Each entry needs to be restated exactly as written.

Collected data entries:

***

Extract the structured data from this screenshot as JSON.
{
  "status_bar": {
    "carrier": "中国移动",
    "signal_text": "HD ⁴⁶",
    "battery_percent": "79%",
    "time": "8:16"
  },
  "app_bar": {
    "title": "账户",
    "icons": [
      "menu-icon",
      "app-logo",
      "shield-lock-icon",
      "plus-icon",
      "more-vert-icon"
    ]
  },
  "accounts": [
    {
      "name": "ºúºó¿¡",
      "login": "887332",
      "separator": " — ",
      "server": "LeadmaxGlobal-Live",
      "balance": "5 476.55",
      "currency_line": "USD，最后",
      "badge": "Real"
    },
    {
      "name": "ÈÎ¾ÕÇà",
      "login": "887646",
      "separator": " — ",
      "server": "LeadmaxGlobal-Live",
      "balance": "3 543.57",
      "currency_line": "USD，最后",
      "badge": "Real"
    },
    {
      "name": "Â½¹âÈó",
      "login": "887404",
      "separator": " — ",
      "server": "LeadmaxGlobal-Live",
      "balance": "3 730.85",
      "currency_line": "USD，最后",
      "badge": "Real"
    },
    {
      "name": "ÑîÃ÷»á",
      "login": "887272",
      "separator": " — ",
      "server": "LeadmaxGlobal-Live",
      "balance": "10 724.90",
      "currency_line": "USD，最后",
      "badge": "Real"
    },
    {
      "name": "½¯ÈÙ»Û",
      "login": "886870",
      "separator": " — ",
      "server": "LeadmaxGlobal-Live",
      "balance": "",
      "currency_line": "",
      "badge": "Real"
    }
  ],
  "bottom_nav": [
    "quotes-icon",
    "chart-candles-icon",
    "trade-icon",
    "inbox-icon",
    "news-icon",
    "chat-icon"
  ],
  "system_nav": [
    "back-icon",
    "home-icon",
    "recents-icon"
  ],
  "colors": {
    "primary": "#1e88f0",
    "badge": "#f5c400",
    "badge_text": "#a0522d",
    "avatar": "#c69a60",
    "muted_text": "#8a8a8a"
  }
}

***

- _REPLY TO THE EXERCISE_
Extract the structured data from this screenshot as JSON.
{
  "status_bar": {
    "carrier": "中国移动",
    "signal_text": "HD ⁴⁶",
    "battery_percent": "79%",
    "time": "8:16"
  },
  "app_bar": {
    "title": "账户",
    "icons": [
      "menu-icon",
      "app-logo",
      "shield-lock-icon",
      "plus-icon",
      "more-vert-icon"
    ]
  },
  "accounts": [
    {
      "name": "ºúºó¿¡",
      "login": "887332",
      "separator": " — ",
      "server": "LeadmaxGlobal-Live",
      "balance": "5 476.55",
      "currency_line": "USD，最后",
      "badge": "Real"
    },
    {
      "name": "ÈÎ¾ÕÇà",
      "login": "887646",
      "separator": " — ",
      "server": "LeadmaxGlobal-Live",
      "balance": "3 543.57",
      "currency_line": "USD，最后",
      "badge": "Real"
    },
    {
      "name": "Â½¹âÈó",
      "login": "887404",
      "separator": " — ",
      "server": "LeadmaxGlobal-Live",
      "balance": "3 730.85",
      "currency_line": "USD，最后",
      "badge": "Real"
    },
    {
      "name": "ÑîÃ÷»á",
      "login": "887272",
      "separator": " — ",
      "server": "LeadmaxGlobal-Live",
      "balance": "10 724.90",
      "currency_line": "USD，最后",
      "badge": "Real"
    },
    {
      "name": "½¯ÈÙ»Û",
      "login": "886870",
      "separator": " — ",
      "server": "LeadmaxGlobal-Live",
      "balance": "",
      "currency_line": "",
      "badge": "Real"
    }
  ],
  "bottom_nav": [
    "quotes-icon",
    "chart-candles-icon",
    "trade-icon",
    "inbox-icon",
    "news-icon",
    "chat-icon"
  ],
  "system_nav": [
    "back-icon",
    "home-icon",
    "recents-icon"
  ],
  "colors": {
    "primary": "#1e88f0",
    "badge": "#f5c400",
    "badge_text": "#a0522d",
    "avatar": "#c69a60",
    "muted_text": "#8a8a8a"
  }
}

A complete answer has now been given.